§ Short task:
Check each line below for the word "JSON" and give the number of lines that have it, nothing more.

§ Provided entries:

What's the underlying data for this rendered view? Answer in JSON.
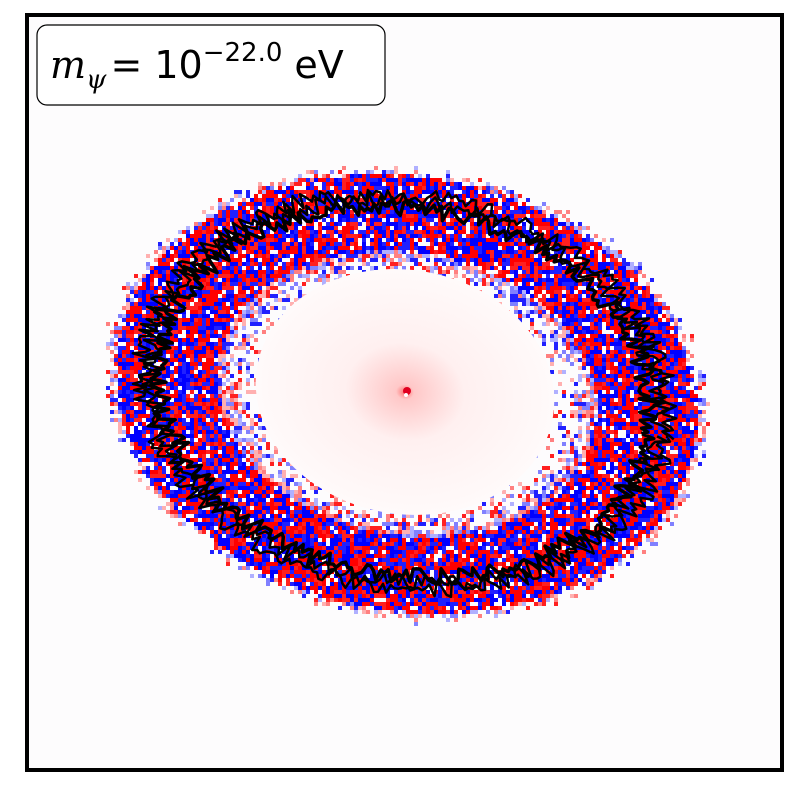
{
  "label": {
    "symbol": "m",
    "subscript": "ψ",
    "equals_base": "= 10",
    "exponent": "−22.0",
    "unit": "eV"
  }
}
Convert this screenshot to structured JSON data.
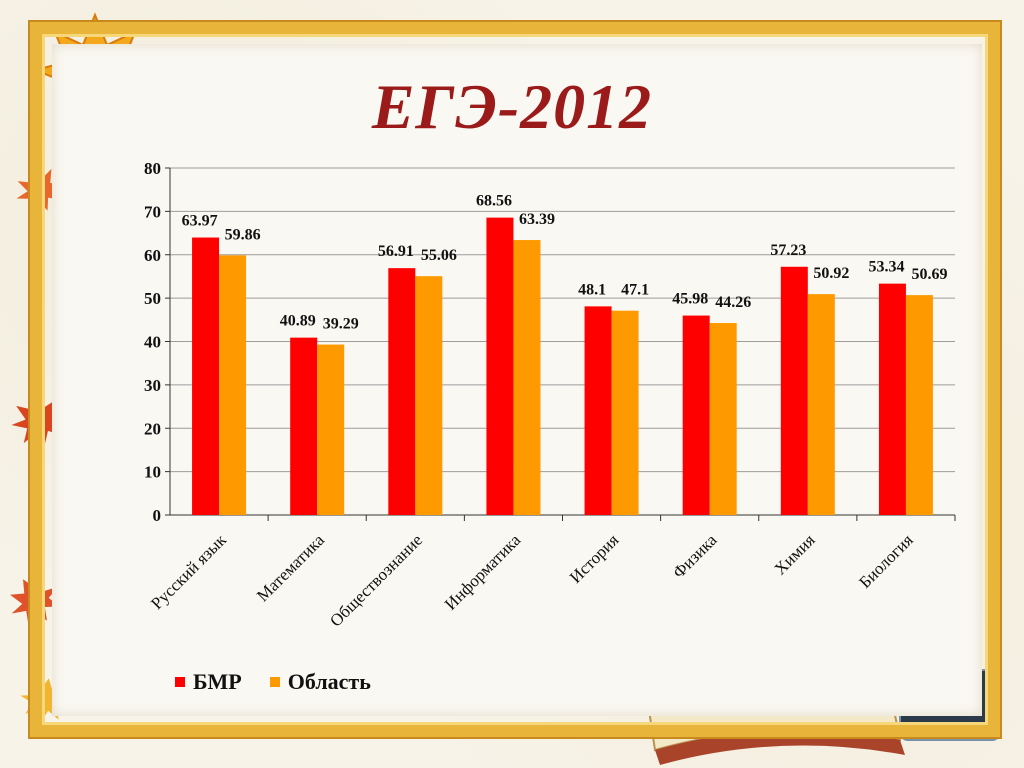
{
  "title": "ЕГЭ-2012",
  "colors": {
    "bmr": "#ff0000",
    "region": "#ff9900",
    "title": "#9b1b1b"
  },
  "legend": [
    {
      "name": "БМР",
      "color": "#ff0000"
    },
    {
      "name": "Область",
      "color": "#ff9900"
    }
  ],
  "chart_data": {
    "type": "bar",
    "title": "ЕГЭ-2012",
    "categories": [
      "Русский язык",
      "Математика",
      "Обществознание",
      "Информатика",
      "История",
      "Физика",
      "Химия",
      "Биология"
    ],
    "series": [
      {
        "name": "БМР",
        "values": [
          63.97,
          40.89,
          56.91,
          68.56,
          48.1,
          45.98,
          57.23,
          53.34
        ]
      },
      {
        "name": "Область",
        "values": [
          59.86,
          39.29,
          55.06,
          63.39,
          47.1,
          44.26,
          50.92,
          50.69
        ]
      }
    ],
    "value_labels": [
      [
        "63.97",
        "40.89",
        "56.91",
        "68.56",
        "48.1",
        "45.98",
        "57.23",
        "53.34"
      ],
      [
        "59.86",
        "39.29",
        "55.06",
        "63.39",
        "47.1",
        "44.26",
        "50.92",
        "50.69"
      ]
    ],
    "ylim": [
      0,
      80
    ],
    "yticks": [
      "0",
      "10",
      "20",
      "30",
      "40",
      "50",
      "60",
      "70",
      "80"
    ],
    "grid": true,
    "legend_position": "bottom-left",
    "xlabel": "",
    "ylabel": ""
  }
}
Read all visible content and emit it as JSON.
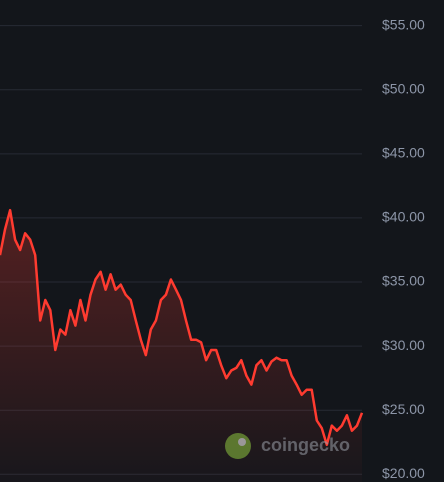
{
  "chart_data": {
    "type": "line",
    "watermark": "coingecko",
    "values": [
      37.1,
      39.1,
      40.6,
      38.3,
      37.5,
      38.8,
      38.3,
      37.1,
      32.0,
      33.6,
      32.8,
      29.7,
      31.3,
      30.9,
      32.8,
      31.6,
      33.6,
      32.0,
      34.0,
      35.2,
      35.8,
      34.4,
      35.6,
      34.4,
      34.8,
      34.0,
      33.6,
      32.0,
      30.5,
      29.3,
      31.3,
      32.0,
      33.6,
      34.0,
      35.2,
      34.4,
      33.6,
      32.0,
      30.5,
      30.5,
      30.3,
      28.9,
      29.7,
      29.7,
      28.5,
      27.5,
      28.1,
      28.3,
      28.9,
      27.7,
      27.0,
      28.5,
      28.9,
      28.1,
      28.8,
      29.1,
      28.9,
      28.9,
      27.7,
      27.0,
      26.2,
      26.6,
      26.6,
      24.2,
      23.6,
      22.3,
      23.8,
      23.4,
      23.8,
      24.6,
      23.4,
      23.8,
      24.8
    ],
    "color": "#ff3b30",
    "ylim": [
      19.4,
      57.0
    ],
    "yticks": [
      {
        "value": 20,
        "label": "$20.00"
      },
      {
        "value": 25,
        "label": "$25.00"
      },
      {
        "value": 30,
        "label": "$30.00"
      },
      {
        "value": 35,
        "label": "$35.00"
      },
      {
        "value": 40,
        "label": "$40.00"
      },
      {
        "value": 45,
        "label": "$45.00"
      },
      {
        "value": 50,
        "label": "$50.00"
      },
      {
        "value": 55,
        "label": "$55.00"
      }
    ],
    "grid": true
  }
}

§ The output:
3